— start —

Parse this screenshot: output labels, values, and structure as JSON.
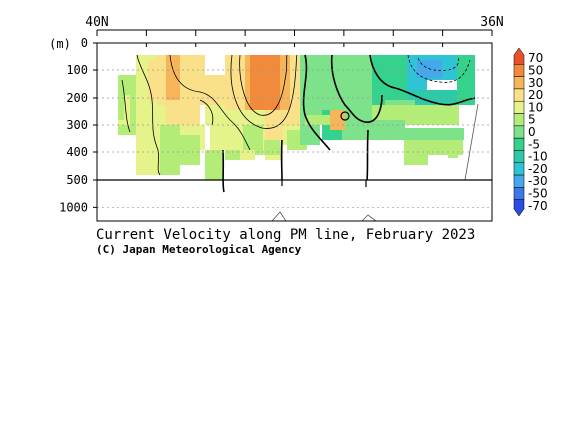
{
  "chart_data": {
    "type": "heatmap",
    "title": "Current Velocity along PM line, February 2023",
    "credit": "(C) Japan Meteorological Agency",
    "x_axis": {
      "left_label": "40N",
      "right_label": "36N",
      "ticks_count": 8
    },
    "y_axis": {
      "unit_label": "(m)",
      "upper_ticks": [
        "0",
        "100",
        "200",
        "300",
        "400",
        "500"
      ],
      "upper_range": [
        0,
        500
      ],
      "lower_ticks": [
        "1000"
      ],
      "lower_range": [
        500,
        1250
      ]
    },
    "grid": "dashed",
    "colorbar": {
      "labels": [
        "70",
        "50",
        "30",
        "20",
        "10",
        "5",
        "0",
        "-5",
        "-10",
        "-20",
        "-30",
        "-50",
        "-70"
      ],
      "colors": [
        "#e8502a",
        "#f28a3c",
        "#f7b55a",
        "#fbe08a",
        "#e6f28a",
        "#b4ec78",
        "#7ee28a",
        "#34d28c",
        "#2ccaa8",
        "#2ec4d6",
        "#44a8ee",
        "#3c78e8",
        "#2a4ce0"
      ],
      "orientation": "vertical",
      "placement": "right"
    }
  }
}
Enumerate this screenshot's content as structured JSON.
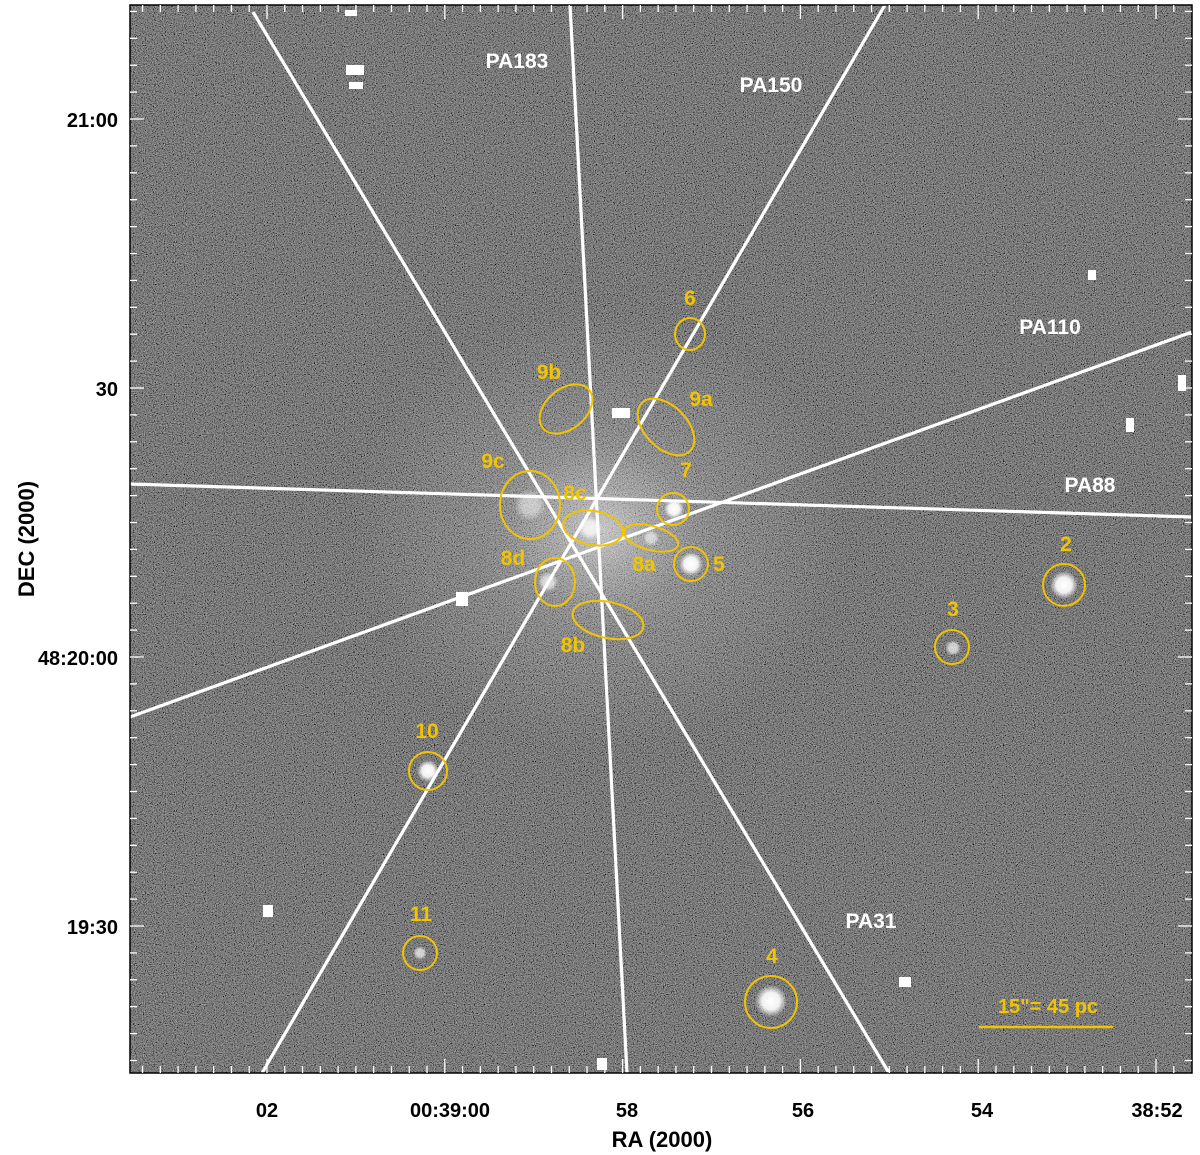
{
  "axes": {
    "x_title": "RA (2000)",
    "y_title": "DEC (2000)",
    "x_ticks": [
      "02",
      "00:39:00",
      "58",
      "56",
      "54",
      "38:52"
    ],
    "y_ticks": [
      "21:00",
      "30",
      "48:20:00",
      "19:30"
    ]
  },
  "position_angle_labels": [
    "PA183",
    "PA150",
    "PA110",
    "PA88",
    "PA31"
  ],
  "sources": [
    "6",
    "9b",
    "9a",
    "9c",
    "7",
    "8c",
    "8d",
    "8a",
    "5",
    "8b",
    "2",
    "3",
    "10",
    "11",
    "4"
  ],
  "scale_bar": {
    "label": "15\"= 45 pc"
  },
  "colors": {
    "sky_background": "#1a1a1a",
    "slit_line": "#ffffff",
    "source_marker": "#f2c400",
    "axis_text": "#000000"
  }
}
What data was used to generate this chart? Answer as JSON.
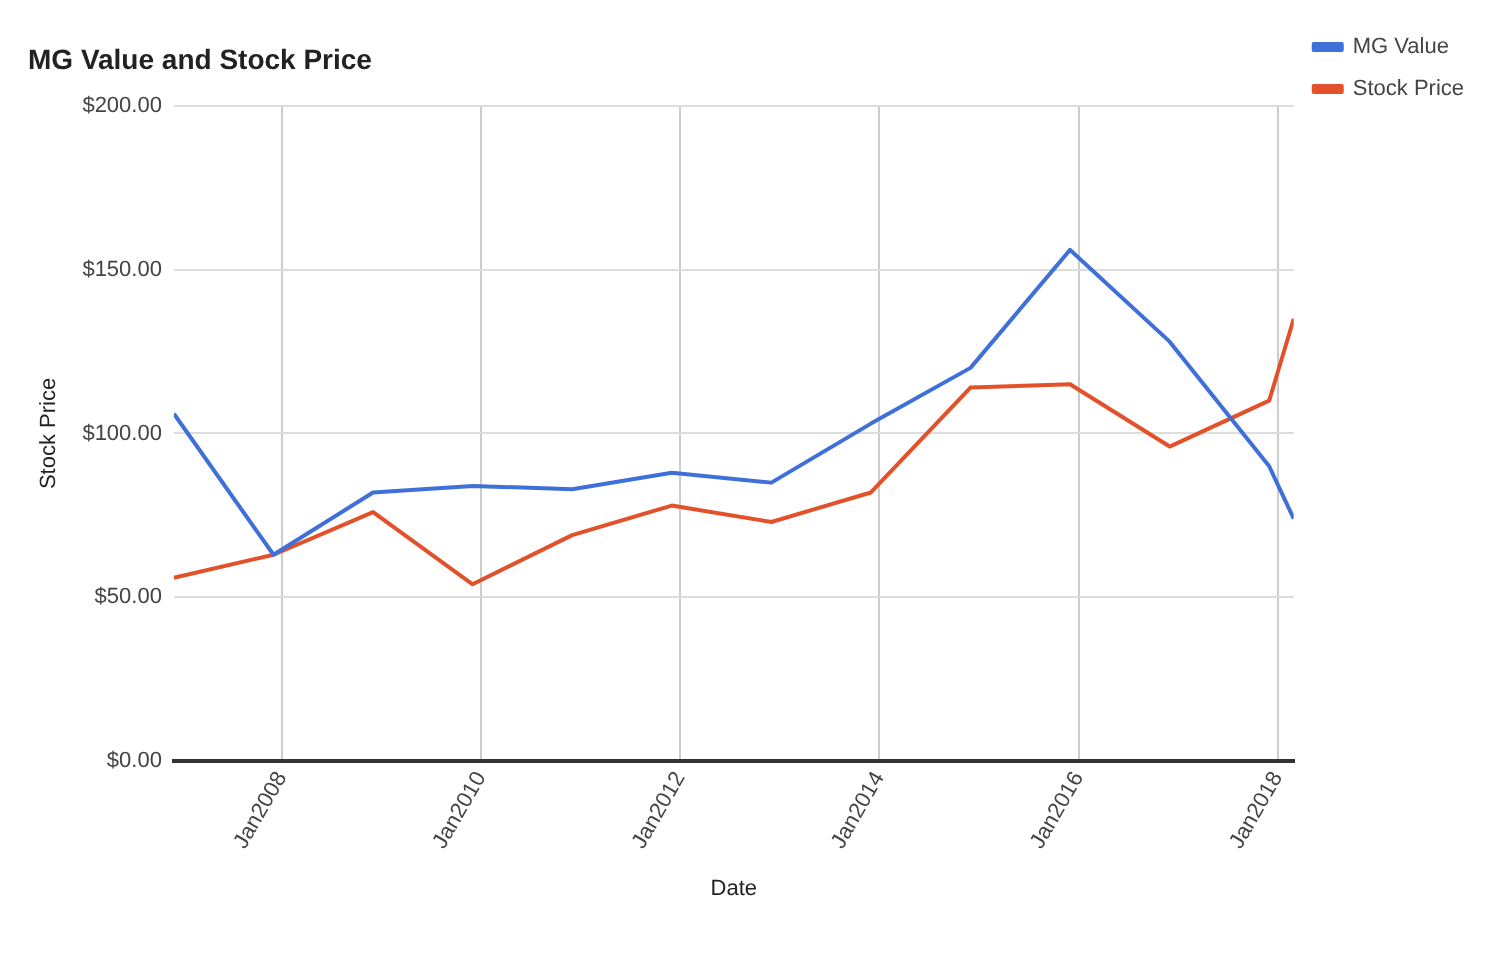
{
  "chart_data": {
    "type": "line",
    "title": "MG Value and Stock Price",
    "xlabel": "Date",
    "ylabel": "Stock Price",
    "x": [
      "2006-12",
      "2007-12",
      "2008-12",
      "2009-12",
      "2010-12",
      "2011-12",
      "2012-12",
      "2013-12",
      "2014-12",
      "2015-12",
      "2016-12",
      "2017-12",
      "2018-03"
    ],
    "series": [
      {
        "name": "MG Value",
        "color": "#3f6fd8",
        "values": [
          106,
          63,
          82,
          84,
          83,
          88,
          85,
          103,
          120,
          156,
          128,
          90,
          74
        ]
      },
      {
        "name": "Stock Price",
        "color": "#e2512a",
        "values": [
          56,
          63,
          76,
          54,
          69,
          78,
          73,
          82,
          114,
          115,
          96,
          110,
          135
        ]
      }
    ],
    "xlim": [
      "2006-12",
      "2018-03"
    ],
    "xticks": [
      {
        "value": "2008-01",
        "label": "Jan2008"
      },
      {
        "value": "2010-01",
        "label": "Jan2010"
      },
      {
        "value": "2012-01",
        "label": "Jan2012"
      },
      {
        "value": "2014-01",
        "label": "Jan2014"
      },
      {
        "value": "2016-01",
        "label": "Jan2016"
      },
      {
        "value": "2018-01",
        "label": "Jan2018"
      }
    ],
    "ylim": [
      0,
      200
    ],
    "yticks": [
      {
        "value": 0,
        "label": "$0.00"
      },
      {
        "value": 50,
        "label": "$50.00"
      },
      {
        "value": 100,
        "label": "$100.00"
      },
      {
        "value": 150,
        "label": "$150.00"
      },
      {
        "value": 200,
        "label": "$200.00"
      }
    ],
    "grid": true,
    "legend": "top right",
    "marker": "none",
    "line_style": "solid"
  }
}
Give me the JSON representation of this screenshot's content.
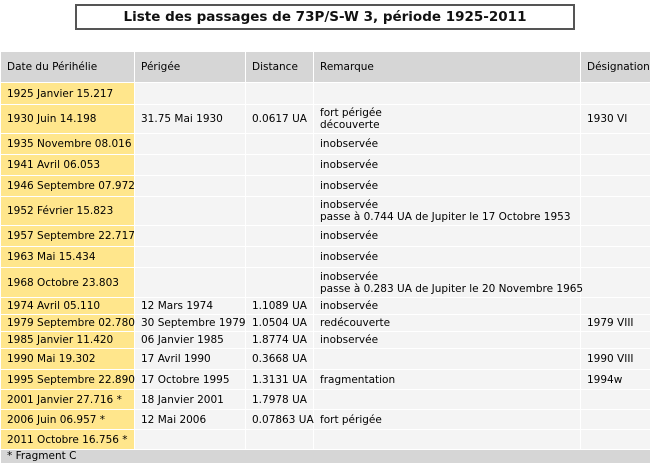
{
  "title": "Liste des passages de 73P/S-W 3, période 1925-2011",
  "columns": [
    "Date du Périhélie",
    "Périgée",
    "Distance",
    "Remarque",
    "Désignation"
  ],
  "rows": [
    {
      "date": "1925 Janvier 15.217",
      "perigee": "",
      "distance": "",
      "remark": [],
      "designation": "",
      "h": 22
    },
    {
      "date": "1930 Juin 14.198",
      "perigee": "31.75 Mai 1930",
      "distance": "0.0617 UA",
      "remark": [
        "fort périgée",
        "découverte"
      ],
      "designation": "1930 VI",
      "h": 28
    },
    {
      "date": "1935 Novembre 08.016",
      "perigee": "",
      "distance": "",
      "remark": [
        "inobservée"
      ],
      "designation": "",
      "h": 21
    },
    {
      "date": "1941 Avril 06.053",
      "perigee": "",
      "distance": "",
      "remark": [
        "inobservée"
      ],
      "designation": "",
      "h": 21
    },
    {
      "date": "1946 Septembre 07.972",
      "perigee": "",
      "distance": "",
      "remark": [
        "inobservée"
      ],
      "designation": "",
      "h": 21
    },
    {
      "date": "1952 Février 15.823",
      "perigee": "",
      "distance": "",
      "remark": [
        "inobservée",
        "passe à 0.744 UA de Jupiter le 17 Octobre 1953"
      ],
      "designation": "",
      "h": 29
    },
    {
      "date": "1957 Septembre 22.717",
      "perigee": "",
      "distance": "",
      "remark": [
        "inobservée"
      ],
      "designation": "",
      "h": 21
    },
    {
      "date": "1963 Mai 15.434",
      "perigee": "",
      "distance": "",
      "remark": [
        "inobservée"
      ],
      "designation": "",
      "h": 21
    },
    {
      "date": "1968 Octobre 23.803",
      "perigee": "",
      "distance": "",
      "remark": [
        "inobservée",
        "passe à 0.283 UA de Jupiter le 20 Novembre 1965"
      ],
      "designation": "",
      "h": 30
    },
    {
      "date": "1974 Avril 05.110",
      "perigee": "12 Mars 1974",
      "distance": "1.1089 UA",
      "remark": [
        "inobservée"
      ],
      "designation": "",
      "h": 16
    },
    {
      "date": "1979 Septembre 02.780",
      "perigee": "30 Septembre 1979",
      "distance": "1.0504 UA",
      "remark": [
        "redécouverte"
      ],
      "designation": "1979 VIII",
      "h": 16
    },
    {
      "date": "1985 Janvier 11.420",
      "perigee": "06 Janvier 1985",
      "distance": "1.8774 UA",
      "remark": [
        "inobservée"
      ],
      "designation": "",
      "h": 16
    },
    {
      "date": "1990 Mai 19.302",
      "perigee": "17 Avril 1990",
      "distance": "0.3668 UA",
      "remark": [],
      "designation": "1990 VIII",
      "h": 21
    },
    {
      "date": "1995 Septembre 22.890",
      "perigee": "17 Octobre 1995",
      "distance": "1.3131 UA",
      "remark": [
        "fragmentation"
      ],
      "designation": "1994w",
      "h": 20
    },
    {
      "date": "2001 Janvier 27.716 *",
      "perigee": "18 Janvier 2001",
      "distance": "1.7978 UA",
      "remark": [],
      "designation": "",
      "h": 20
    },
    {
      "date": "2006 Juin 06.957 *",
      "perigee": "12 Mai 2006",
      "distance": "0.07863 UA",
      "remark": [
        "fort périgée"
      ],
      "designation": "",
      "h": 20
    },
    {
      "date": "2011 Octobre 16.756 *",
      "perigee": "",
      "distance": "",
      "remark": [],
      "designation": "",
      "h": 20
    }
  ],
  "footnote": "* Fragment C"
}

— end —

- Exercise directions
In your copy of the listing above, reproduce each line exactly and omit all pictures.

- Completed task
Parse this screenshot: output labels, values, and structure as JSON.
{
  "chart_data": {
    "type": "heatmap",
    "title": "Current Velocity along PM line, February 2023",
    "credit": "(C) Japan Meteorological Agency",
    "x_axis": {
      "left_label": "40N",
      "right_label": "36N",
      "ticks_count": 8
    },
    "y_axis": {
      "unit_label": "(m)",
      "upper_ticks": [
        "0",
        "100",
        "200",
        "300",
        "400",
        "500"
      ],
      "upper_range": [
        0,
        500
      ],
      "lower_ticks": [
        "1000"
      ],
      "lower_range": [
        500,
        1250
      ]
    },
    "grid": "dashed",
    "colorbar": {
      "labels": [
        "70",
        "50",
        "30",
        "20",
        "10",
        "5",
        "0",
        "-5",
        "-10",
        "-20",
        "-30",
        "-50",
        "-70"
      ],
      "colors": [
        "#e8502a",
        "#f28a3c",
        "#f7b55a",
        "#fbe08a",
        "#e6f28a",
        "#b4ec78",
        "#7ee28a",
        "#34d28c",
        "#2ccaa8",
        "#2ec4d6",
        "#44a8ee",
        "#3c78e8",
        "#2a4ce0"
      ],
      "orientation": "vertical",
      "placement": "right"
    }
  }
}
Enumerate this screenshot's content as structured JSON.
{
  "axes": {
    "x_title": "RA (2000)",
    "y_title": "DEC (2000)",
    "x_ticks": [
      "02",
      "00:39:00",
      "58",
      "56",
      "54",
      "38:52"
    ],
    "y_ticks": [
      "21:00",
      "30",
      "48:20:00",
      "19:30"
    ]
  },
  "position_angle_labels": [
    "PA183",
    "PA150",
    "PA110",
    "PA88",
    "PA31"
  ],
  "sources": [
    "6",
    "9b",
    "9a",
    "9c",
    "7",
    "8c",
    "8d",
    "8a",
    "5",
    "8b",
    "2",
    "3",
    "10",
    "11",
    "4"
  ],
  "scale_bar": {
    "label": "15\"= 45 pc"
  },
  "colors": {
    "sky_background": "#1a1a1a",
    "slit_line": "#ffffff",
    "source_marker": "#f2c400",
    "axis_text": "#000000"
  }
}
What data was used to generate this chart? Answer as JSON.
{
  "chart_data": {
    "type": "line",
    "title": "MG Value and Stock Price",
    "xlabel": "Date",
    "ylabel": "Stock Price",
    "x": [
      "2006-12",
      "2007-12",
      "2008-12",
      "2009-12",
      "2010-12",
      "2011-12",
      "2012-12",
      "2013-12",
      "2014-12",
      "2015-12",
      "2016-12",
      "2017-12",
      "2018-03"
    ],
    "series": [
      {
        "name": "MG Value",
        "color": "#3f6fd8",
        "values": [
          106,
          63,
          82,
          84,
          83,
          88,
          85,
          103,
          120,
          156,
          128,
          90,
          74
        ]
      },
      {
        "name": "Stock Price",
        "color": "#e2512a",
        "values": [
          56,
          63,
          76,
          54,
          69,
          78,
          73,
          82,
          114,
          115,
          96,
          110,
          135
        ]
      }
    ],
    "xlim": [
      "2006-12",
      "2018-03"
    ],
    "xticks": [
      {
        "value": "2008-01",
        "label": "Jan2008"
      },
      {
        "value": "2010-01",
        "label": "Jan2010"
      },
      {
        "value": "2012-01",
        "label": "Jan2012"
      },
      {
        "value": "2014-01",
        "label": "Jan2014"
      },
      {
        "value": "2016-01",
        "label": "Jan2016"
      },
      {
        "value": "2018-01",
        "label": "Jan2018"
      }
    ],
    "ylim": [
      0,
      200
    ],
    "yticks": [
      {
        "value": 0,
        "label": "$0.00"
      },
      {
        "value": 50,
        "label": "$50.00"
      },
      {
        "value": 100,
        "label": "$100.00"
      },
      {
        "value": 150,
        "label": "$150.00"
      },
      {
        "value": 200,
        "label": "$200.00"
      }
    ],
    "grid": true,
    "legend": "top right",
    "marker": "none",
    "line_style": "solid"
  }
}
Give me the JSON representation of this screenshot's content.
{
  "title": "Liste des passages de 73P/S-W 3, période 1925-2011",
  "columns": [
    "Date du Périhélie",
    "Périgée",
    "Distance",
    "Remarque",
    "Désignation"
  ],
  "rows": [
    {
      "date": "1925 Janvier 15.217",
      "perigee": "",
      "distance": "",
      "remark": [],
      "designation": "",
      "h": 22
    },
    {
      "date": "1930 Juin 14.198",
      "perigee": "31.75 Mai 1930",
      "distance": "0.0617 UA",
      "remark": [
        "fort périgée",
        "découverte"
      ],
      "designation": "1930 VI",
      "h": 28
    },
    {
      "date": "1935 Novembre 08.016",
      "perigee": "",
      "distance": "",
      "remark": [
        "inobservée"
      ],
      "designation": "",
      "h": 21
    },
    {
      "date": "1941 Avril 06.053",
      "perigee": "",
      "distance": "",
      "remark": [
        "inobservée"
      ],
      "designation": "",
      "h": 21
    },
    {
      "date": "1946 Septembre 07.972",
      "perigee": "",
      "distance": "",
      "remark": [
        "inobservée"
      ],
      "designation": "",
      "h": 21
    },
    {
      "date": "1952 Février 15.823",
      "perigee": "",
      "distance": "",
      "remark": [
        "inobservée",
        "passe à 0.744 UA de Jupiter le 17 Octobre 1953"
      ],
      "designation": "",
      "h": 29
    },
    {
      "date": "1957 Septembre 22.717",
      "perigee": "",
      "distance": "",
      "remark": [
        "inobservée"
      ],
      "designation": "",
      "h": 21
    },
    {
      "date": "1963 Mai 15.434",
      "perigee": "",
      "distance": "",
      "remark": [
        "inobservée"
      ],
      "designation": "",
      "h": 21
    },
    {
      "date": "1968 Octobre 23.803",
      "perigee": "",
      "distance": "",
      "remark": [
        "inobservée",
        "passe à 0.283 UA de Jupiter le 20 Novembre 1965"
      ],
      "designation": "",
      "h": 30
    },
    {
      "date": "1974 Avril 05.110",
      "perigee": "12 Mars 1974",
      "distance": "1.1089 UA",
      "remark": [
        "inobservée"
      ],
      "designation": "",
      "h": 16
    },
    {
      "date": "1979 Septembre 02.780",
      "perigee": "30 Septembre 1979",
      "distance": "1.0504 UA",
      "remark": [
        "redécouverte"
      ],
      "designation": "1979 VIII",
      "h": 16
    },
    {
      "date": "1985 Janvier 11.420",
      "perigee": "06 Janvier 1985",
      "distance": "1.8774 UA",
      "remark": [
        "inobservée"
      ],
      "designation": "",
      "h": 16
    },
    {
      "date": "1990 Mai 19.302",
      "perigee": "17 Avril 1990",
      "distance": "0.3668 UA",
      "remark": [],
      "designation": "1990 VIII",
      "h": 21
    },
    {
      "date": "1995 Septembre 22.890",
      "perigee": "17 Octobre 1995",
      "distance": "1.3131 UA",
      "remark": [
        "fragmentation"
      ],
      "designation": "1994w",
      "h": 20
    },
    {
      "date": "2001 Janvier 27.716 *",
      "perigee": "18 Janvier 2001",
      "distance": "1.7978 UA",
      "remark": [],
      "designation": "",
      "h": 20
    },
    {
      "date": "2006 Juin 06.957 *",
      "perigee": "12 Mai 2006",
      "distance": "0.07863 UA",
      "remark": [
        "fort périgée"
      ],
      "designation": "",
      "h": 20
    },
    {
      "date": "2011 Octobre 16.756 *",
      "perigee": "",
      "distance": "",
      "remark": [],
      "designation": "",
      "h": 20
    }
  ],
  "footnote": "* Fragment C"
}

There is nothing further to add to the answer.